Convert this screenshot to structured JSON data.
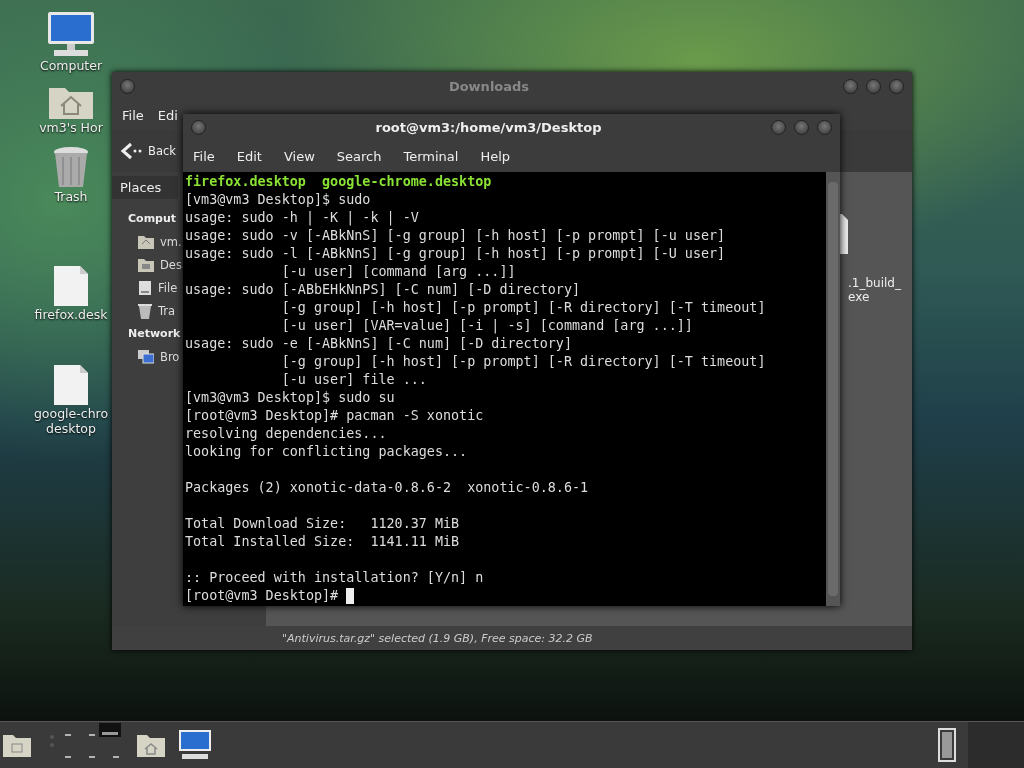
{
  "desktop_icons": [
    {
      "kind": "computer",
      "label": [
        "Computer"
      ]
    },
    {
      "kind": "home",
      "label": [
        "vm3's Hor"
      ]
    },
    {
      "kind": "trash",
      "label": [
        "Trash"
      ]
    },
    {
      "kind": "file",
      "label": [
        "firefox.desk"
      ]
    },
    {
      "kind": "file",
      "label": [
        "google-chro",
        "desktop"
      ]
    }
  ],
  "file_manager": {
    "title": "Downloads",
    "menu": [
      "File",
      "Edi"
    ],
    "back": "Back",
    "sidebar_tab": "Places",
    "sidebar": [
      {
        "kind": "heading",
        "label": "Comput"
      },
      {
        "kind": "home",
        "label": "vm."
      },
      {
        "kind": "desktop",
        "label": "Des"
      },
      {
        "kind": "drive",
        "label": "File"
      },
      {
        "kind": "trash",
        "label": "Tra"
      },
      {
        "kind": "heading",
        "label": "Network"
      },
      {
        "kind": "network",
        "label": "Bro"
      }
    ],
    "files": [
      {
        "label": [
          ".1_build_",
          "exe"
        ]
      }
    ],
    "status_bar": "\"Antivirus.tar.gz\" selected (1.9 GB), Free space: 32.2 GB"
  },
  "terminal": {
    "title": "root@vm3:/home/vm3/Desktop",
    "menu": [
      "File",
      "Edit",
      "View",
      "Search",
      "Terminal",
      "Help"
    ],
    "lines": [
      {
        "kind": "listing",
        "text": "firefox.desktop  google-chrome.desktop"
      },
      {
        "kind": "plain",
        "text": "[vm3@vm3 Desktop]$ sudo"
      },
      {
        "kind": "plain",
        "text": "usage: sudo -h | -K | -k | -V"
      },
      {
        "kind": "plain",
        "text": "usage: sudo -v [-ABkNnS] [-g group] [-h host] [-p prompt] [-u user]"
      },
      {
        "kind": "plain",
        "text": "usage: sudo -l [-ABkNnS] [-g group] [-h host] [-p prompt] [-U user]"
      },
      {
        "kind": "plain",
        "text": "            [-u user] [command [arg ...]]"
      },
      {
        "kind": "plain",
        "text": "usage: sudo [-ABbEHkNnPS] [-C num] [-D directory]"
      },
      {
        "kind": "plain",
        "text": "            [-g group] [-h host] [-p prompt] [-R directory] [-T timeout]"
      },
      {
        "kind": "plain",
        "text": "            [-u user] [VAR=value] [-i | -s] [command [arg ...]]"
      },
      {
        "kind": "plain",
        "text": "usage: sudo -e [-ABkNnS] [-C num] [-D directory]"
      },
      {
        "kind": "plain",
        "text": "            [-g group] [-h host] [-p prompt] [-R directory] [-T timeout]"
      },
      {
        "kind": "plain",
        "text": "            [-u user] file ..."
      },
      {
        "kind": "plain",
        "text": "[vm3@vm3 Desktop]$ sudo su"
      },
      {
        "kind": "plain",
        "text": "[root@vm3 Desktop]# pacman -S xonotic"
      },
      {
        "kind": "plain",
        "text": "resolving dependencies..."
      },
      {
        "kind": "plain",
        "text": "looking for conflicting packages..."
      },
      {
        "kind": "blank"
      },
      {
        "kind": "plain",
        "text": "Packages (2) xonotic-data-0.8.6-2  xonotic-0.8.6-1"
      },
      {
        "kind": "blank"
      },
      {
        "kind": "plain",
        "text": "Total Download Size:   1120.37 MiB"
      },
      {
        "kind": "plain",
        "text": "Total Installed Size:  1141.11 MiB"
      },
      {
        "kind": "blank"
      },
      {
        "kind": "plain",
        "text": ":: Proceed with installation? [Y/n] n"
      },
      {
        "kind": "prompt",
        "text": "[root@vm3 Desktop]#"
      }
    ]
  },
  "taskbar": [
    {
      "kind": "drive-folder"
    },
    {
      "kind": "switcher"
    },
    {
      "kind": "home"
    },
    {
      "kind": "computer"
    }
  ]
}
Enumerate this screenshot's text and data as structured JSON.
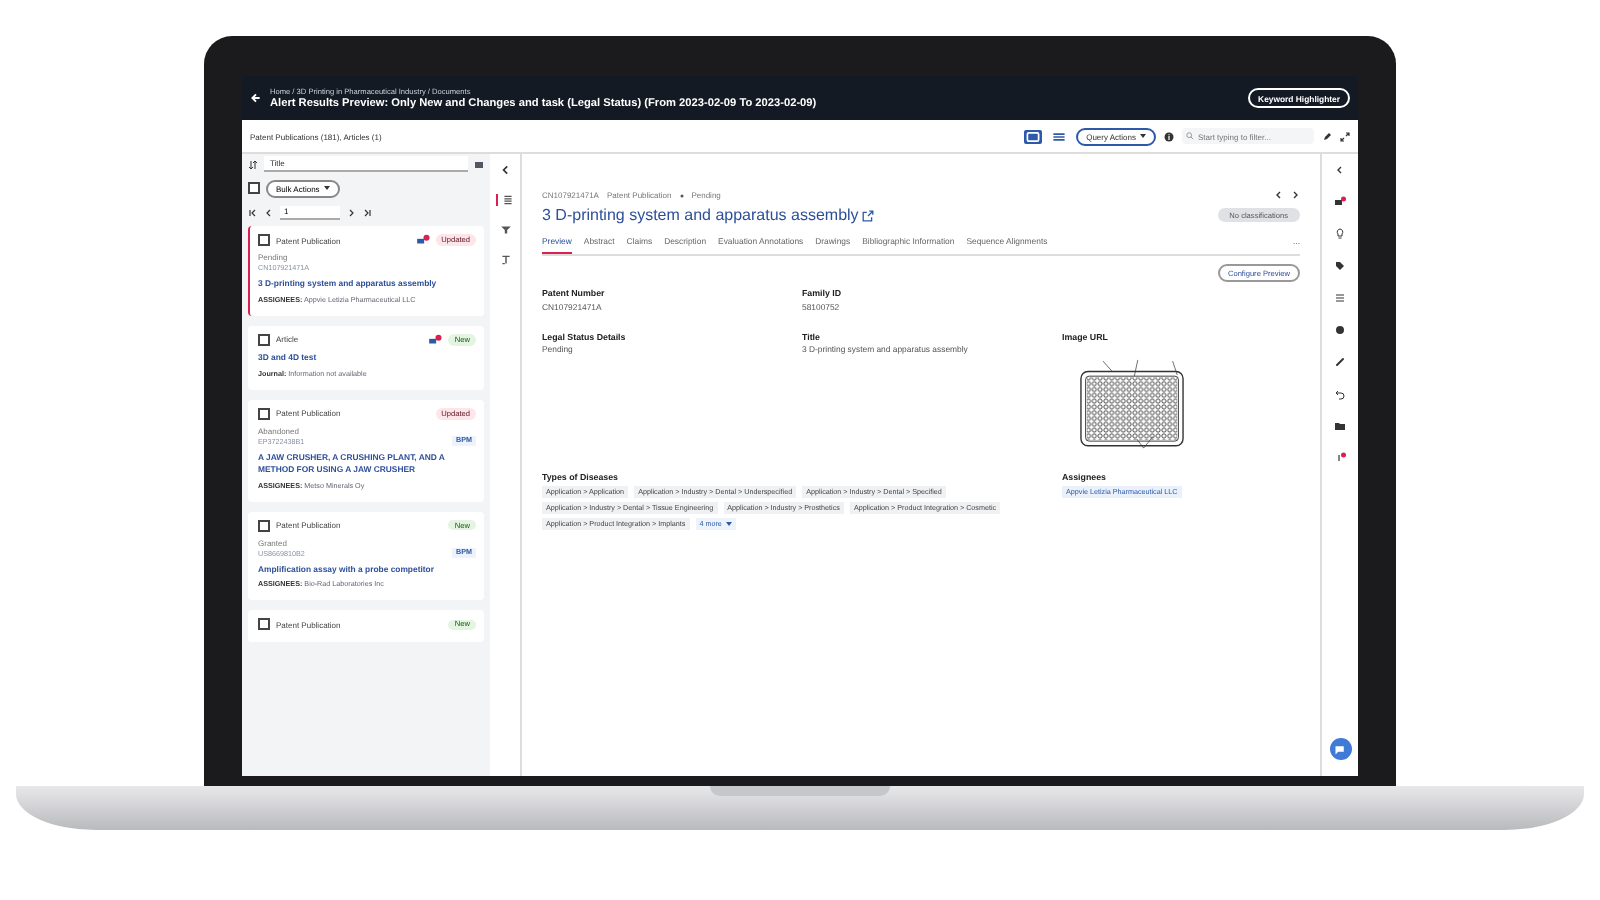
{
  "header": {
    "breadcrumb": "Home / 3D Printing in Pharmaceutical Industry / Documents",
    "title": "Alert Results Preview: Only New and Changes and task (Legal Status) (From 2023-02-09 To 2023-02-09)",
    "button": "Keyword Highlighter"
  },
  "toolbar": {
    "counts": "Patent Publications (181), Articles (1)",
    "views": [
      {
        "kind": "card",
        "selected": true
      },
      {
        "kind": "list",
        "selected": false
      }
    ],
    "query_actions": "Query Actions",
    "search": {
      "placeholder": "Start typing to filter..."
    }
  },
  "list_controls": {
    "sort": "Title",
    "select_all_checked": false,
    "bulk_actions": "Bulk Actions",
    "page": "1"
  },
  "cards": [
    {
      "type": "Patent Publication",
      "checked": false,
      "badge": {
        "label": "Updated",
        "color": "#fde6ea"
      },
      "status": "Pending",
      "number": "CN107921471A",
      "title": "3 D-printing system and apparatus assembly",
      "meta_label": "ASSIGNEES:",
      "meta": "Appvie Letizia Pharmaceutical LLC",
      "selected": true,
      "comments": true
    },
    {
      "type": "Article",
      "checked": false,
      "badge": {
        "label": "New",
        "color": "#e3f5e1"
      },
      "title": "3D and 4D test",
      "meta_label": "Journal:",
      "meta": "Information not available",
      "selected": false,
      "comments": true
    },
    {
      "type": "Patent Publication",
      "checked": false,
      "badge": {
        "label": "Updated",
        "color": "#fde6ea"
      },
      "status": "Abandoned",
      "number": "EP3722438B1",
      "tag": "BPM",
      "title": "A JAW CRUSHER, A CRUSHING PLANT, AND A METHOD FOR USING A JAW CRUSHER",
      "meta_label": "ASSIGNEES:",
      "meta": "Metso Minerals Oy",
      "selected": false,
      "comments": false
    },
    {
      "type": "Patent Publication",
      "checked": false,
      "badge": {
        "label": "New",
        "color": "#e3f5e1"
      },
      "status": "Granted",
      "number": "US8669810B2",
      "tag": "BPM",
      "title": "Amplification assay with a probe competitor",
      "meta_label": "ASSIGNEES:",
      "meta": "Bio-Rad Laboratories Inc",
      "selected": false,
      "comments": false
    },
    {
      "type": "Patent Publication",
      "checked": false,
      "badge": {
        "label": "New",
        "color": "#e3f5e1"
      },
      "selected": false,
      "comments": false
    }
  ],
  "main": {
    "id": "CN107921471A",
    "type": "Patent Publication",
    "status": "Pending",
    "classification": "No classifications",
    "title": "3 D-printing system and apparatus assembly",
    "tabs": [
      {
        "label": "Preview",
        "selected": true
      },
      {
        "label": "Abstract",
        "selected": false
      },
      {
        "label": "Claims",
        "selected": false
      },
      {
        "label": "Description",
        "selected": false
      },
      {
        "label": "Evaluation Annotations",
        "selected": false
      },
      {
        "label": "Drawings",
        "selected": false
      },
      {
        "label": "Bibliographic Information",
        "selected": false
      },
      {
        "label": "Sequence Alignments",
        "selected": false
      }
    ],
    "more": "...",
    "configure": "Configure Preview",
    "fields": [
      {
        "label": "Patent Number",
        "value": "CN107921471A"
      },
      {
        "label": "Family ID",
        "value": "58100752"
      },
      {
        "label": "Legal Status Details",
        "value": "Pending"
      },
      {
        "label": "Title",
        "value": "3 D-printing system and apparatus assembly"
      }
    ],
    "image_label": "Image URL",
    "diseases": {
      "label": "Types of Diseases",
      "chips": [
        "Application > Application",
        "Application > Industry > Dental > Underspecified",
        "Application > Industry > Dental > Specified",
        "Application > Industry > Dental > Tissue Engineering",
        "Application > Industry > Prosthetics",
        "Application > Product Integration > Cosmetic",
        "Application > Product Integration > Implants"
      ],
      "more": "4 more"
    },
    "assignees": {
      "label": "Assignees",
      "chips": [
        "Appvie Letizia Pharmaceutical LLC"
      ]
    }
  }
}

------------------------------------

■ The problem
All lines of the listing holding the string "Product" must be returned, copied as they stand.

■ Written reply
        "Application > Product Integration > Cosmetic",
        "Application > Product Integration > Implants"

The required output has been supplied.